§ EXERCISE REQUIREMENTS:
Look through the data below and return each line where "arcmin" appears.

(Dataset items)
>> BEGIN

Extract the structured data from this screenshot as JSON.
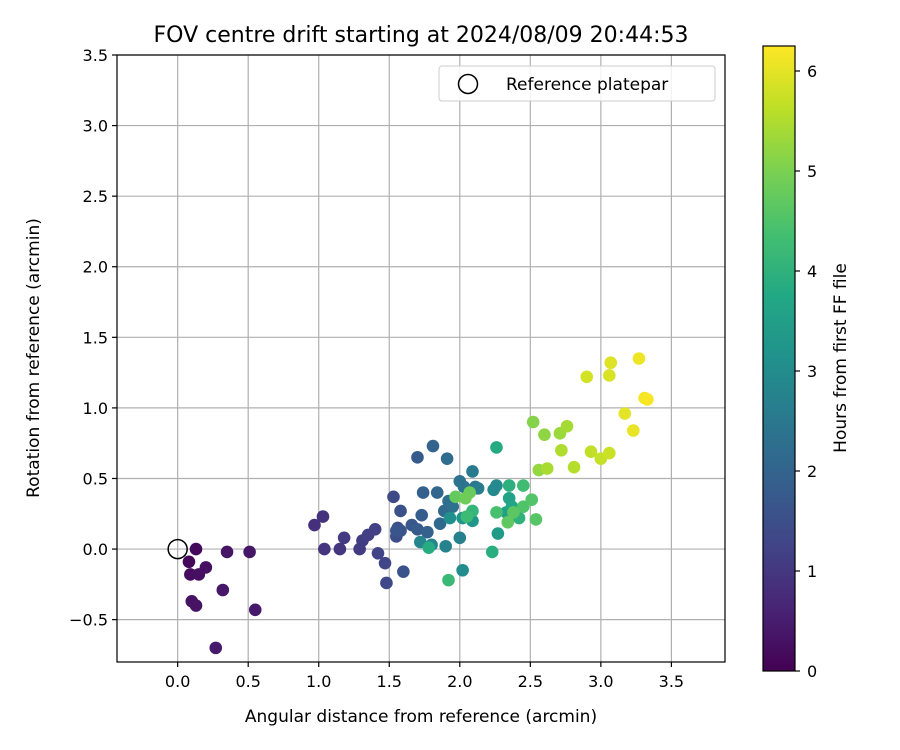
{
  "chart_data": {
    "type": "scatter",
    "title": "FOV centre drift starting at 2024/08/09 20:44:53",
    "xlabel": "Angular distance from reference (arcmin)",
    "ylabel": "Rotation from reference (arcmin)",
    "xlim": [
      -0.43,
      3.88
    ],
    "ylim": [
      -0.8,
      3.5
    ],
    "xticks": [
      "0.0",
      "0.5",
      "1.0",
      "1.5",
      "2.0",
      "2.5",
      "3.0",
      "3.5"
    ],
    "yticks": [
      "−0.5",
      "0.0",
      "0.5",
      "1.0",
      "1.5",
      "2.0",
      "2.5",
      "3.0",
      "3.5"
    ],
    "grid": true,
    "legend": {
      "position": "top-right",
      "entries": [
        "Reference platepar"
      ]
    },
    "reference_point": {
      "x": 0.0,
      "y": 0.0
    },
    "colorbar": {
      "label": "Hours from first FF file",
      "range": [
        0,
        6.25
      ],
      "ticks": [
        "0",
        "1",
        "2",
        "3",
        "4",
        "5",
        "6"
      ],
      "colormap": "viridis"
    },
    "points": [
      {
        "x": 0.08,
        "y": -0.09,
        "c": 0.1
      },
      {
        "x": 0.13,
        "y": 0.0,
        "c": 0.15
      },
      {
        "x": 0.09,
        "y": -0.18,
        "c": 0.2
      },
      {
        "x": 0.15,
        "y": -0.18,
        "c": 0.25
      },
      {
        "x": 0.2,
        "y": -0.13,
        "c": 0.28
      },
      {
        "x": 0.1,
        "y": -0.37,
        "c": 0.3
      },
      {
        "x": 0.13,
        "y": -0.4,
        "c": 0.32
      },
      {
        "x": 0.35,
        "y": -0.02,
        "c": 0.35
      },
      {
        "x": 0.51,
        "y": -0.02,
        "c": 0.38
      },
      {
        "x": 0.32,
        "y": -0.29,
        "c": 0.4
      },
      {
        "x": 0.55,
        "y": -0.43,
        "c": 0.42
      },
      {
        "x": 0.27,
        "y": -0.7,
        "c": 0.45
      },
      {
        "x": 0.97,
        "y": 0.17,
        "c": 0.85
      },
      {
        "x": 1.03,
        "y": 0.23,
        "c": 0.9
      },
      {
        "x": 1.04,
        "y": 0.0,
        "c": 0.95
      },
      {
        "x": 1.15,
        "y": 0.0,
        "c": 1.0
      },
      {
        "x": 1.18,
        "y": 0.08,
        "c": 1.05
      },
      {
        "x": 1.29,
        "y": 0.0,
        "c": 1.1
      },
      {
        "x": 1.31,
        "y": 0.06,
        "c": 1.12
      },
      {
        "x": 1.35,
        "y": 0.1,
        "c": 1.15
      },
      {
        "x": 1.4,
        "y": 0.14,
        "c": 1.2
      },
      {
        "x": 1.42,
        "y": -0.03,
        "c": 1.25
      },
      {
        "x": 1.47,
        "y": -0.1,
        "c": 1.3
      },
      {
        "x": 1.48,
        "y": -0.24,
        "c": 1.35
      },
      {
        "x": 1.53,
        "y": 0.37,
        "c": 1.4
      },
      {
        "x": 1.55,
        "y": 0.09,
        "c": 1.45
      },
      {
        "x": 1.56,
        "y": 0.15,
        "c": 1.5
      },
      {
        "x": 1.58,
        "y": 0.27,
        "c": 1.55
      },
      {
        "x": 1.6,
        "y": -0.16,
        "c": 1.6
      },
      {
        "x": 1.58,
        "y": 0.13,
        "c": 1.62
      },
      {
        "x": 1.55,
        "y": 0.13,
        "c": 1.65
      },
      {
        "x": 1.66,
        "y": 0.17,
        "c": 1.7
      },
      {
        "x": 1.7,
        "y": 0.65,
        "c": 1.75
      },
      {
        "x": 1.7,
        "y": 0.14,
        "c": 1.8
      },
      {
        "x": 1.73,
        "y": 0.24,
        "c": 1.85
      },
      {
        "x": 1.74,
        "y": 0.4,
        "c": 1.9
      },
      {
        "x": 1.77,
        "y": 0.12,
        "c": 1.95
      },
      {
        "x": 1.81,
        "y": 0.73,
        "c": 2.0
      },
      {
        "x": 1.84,
        "y": 0.4,
        "c": 2.05
      },
      {
        "x": 1.86,
        "y": 0.18,
        "c": 2.1
      },
      {
        "x": 1.89,
        "y": 0.27,
        "c": 2.15
      },
      {
        "x": 1.91,
        "y": 0.64,
        "c": 2.2
      },
      {
        "x": 1.92,
        "y": 0.34,
        "c": 2.25
      },
      {
        "x": 1.95,
        "y": 0.3,
        "c": 2.3
      },
      {
        "x": 2.0,
        "y": 0.48,
        "c": 2.35
      },
      {
        "x": 2.03,
        "y": 0.44,
        "c": 2.4
      },
      {
        "x": 2.11,
        "y": 0.44,
        "c": 2.45
      },
      {
        "x": 2.09,
        "y": 0.55,
        "c": 2.55
      },
      {
        "x": 2.13,
        "y": 0.43,
        "c": 2.6
      },
      {
        "x": 2.0,
        "y": 0.08,
        "c": 2.7
      },
      {
        "x": 1.9,
        "y": 0.02,
        "c": 2.75
      },
      {
        "x": 1.8,
        "y": 0.03,
        "c": 2.8
      },
      {
        "x": 1.72,
        "y": 0.05,
        "c": 2.85
      },
      {
        "x": 2.24,
        "y": 0.42,
        "c": 2.9
      },
      {
        "x": 2.26,
        "y": 0.45,
        "c": 2.95
      },
      {
        "x": 2.02,
        "y": -0.15,
        "c": 3.0
      },
      {
        "x": 1.93,
        "y": 0.22,
        "c": 3.1
      },
      {
        "x": 2.02,
        "y": 0.22,
        "c": 3.2
      },
      {
        "x": 2.09,
        "y": 0.2,
        "c": 3.3
      },
      {
        "x": 2.27,
        "y": 0.11,
        "c": 3.4
      },
      {
        "x": 2.33,
        "y": 0.26,
        "c": 3.5
      },
      {
        "x": 2.35,
        "y": 0.36,
        "c": 3.6
      },
      {
        "x": 2.37,
        "y": 0.3,
        "c": 3.7
      },
      {
        "x": 2.26,
        "y": 0.72,
        "c": 3.8
      },
      {
        "x": 1.78,
        "y": 0.01,
        "c": 3.85
      },
      {
        "x": 2.23,
        "y": -0.02,
        "c": 3.9
      },
      {
        "x": 2.35,
        "y": 0.45,
        "c": 3.95
      },
      {
        "x": 2.42,
        "y": 0.22,
        "c": 4.0
      },
      {
        "x": 2.09,
        "y": 0.27,
        "c": 4.1
      },
      {
        "x": 1.92,
        "y": -0.22,
        "c": 4.2
      },
      {
        "x": 2.05,
        "y": 0.23,
        "c": 4.25
      },
      {
        "x": 2.45,
        "y": 0.45,
        "c": 4.3
      },
      {
        "x": 2.26,
        "y": 0.26,
        "c": 4.4
      },
      {
        "x": 2.45,
        "y": 0.3,
        "c": 4.5
      },
      {
        "x": 2.51,
        "y": 0.35,
        "c": 4.55
      },
      {
        "x": 2.54,
        "y": 0.21,
        "c": 4.6
      },
      {
        "x": 2.38,
        "y": 0.26,
        "c": 4.65
      },
      {
        "x": 2.34,
        "y": 0.19,
        "c": 4.7
      },
      {
        "x": 1.97,
        "y": 0.37,
        "c": 4.75
      },
      {
        "x": 2.07,
        "y": 0.4,
        "c": 4.8
      },
      {
        "x": 2.04,
        "y": 0.36,
        "c": 4.85
      },
      {
        "x": 2.52,
        "y": 0.9,
        "c": 5.1
      },
      {
        "x": 2.6,
        "y": 0.81,
        "c": 5.2
      },
      {
        "x": 2.56,
        "y": 0.56,
        "c": 5.25
      },
      {
        "x": 2.71,
        "y": 0.82,
        "c": 5.3
      },
      {
        "x": 2.76,
        "y": 0.87,
        "c": 5.4
      },
      {
        "x": 2.62,
        "y": 0.57,
        "c": 5.45
      },
      {
        "x": 2.72,
        "y": 0.7,
        "c": 5.5
      },
      {
        "x": 2.81,
        "y": 0.58,
        "c": 5.55
      },
      {
        "x": 2.93,
        "y": 0.69,
        "c": 5.65
      },
      {
        "x": 3.0,
        "y": 0.64,
        "c": 5.7
      },
      {
        "x": 3.06,
        "y": 0.68,
        "c": 5.75
      },
      {
        "x": 2.9,
        "y": 1.22,
        "c": 5.85
      },
      {
        "x": 3.06,
        "y": 1.23,
        "c": 5.9
      },
      {
        "x": 3.07,
        "y": 1.32,
        "c": 5.95
      },
      {
        "x": 3.17,
        "y": 0.96,
        "c": 6.0
      },
      {
        "x": 3.23,
        "y": 0.84,
        "c": 6.05
      },
      {
        "x": 3.27,
        "y": 1.35,
        "c": 6.1
      },
      {
        "x": 3.31,
        "y": 1.07,
        "c": 6.15
      },
      {
        "x": 3.33,
        "y": 1.06,
        "c": 6.2
      }
    ]
  }
}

>> END

§ OUTPUT BELOW:
    "xlabel": "Angular distance from reference (arcmin)",
    "ylabel": "Rotation from reference (arcmin)",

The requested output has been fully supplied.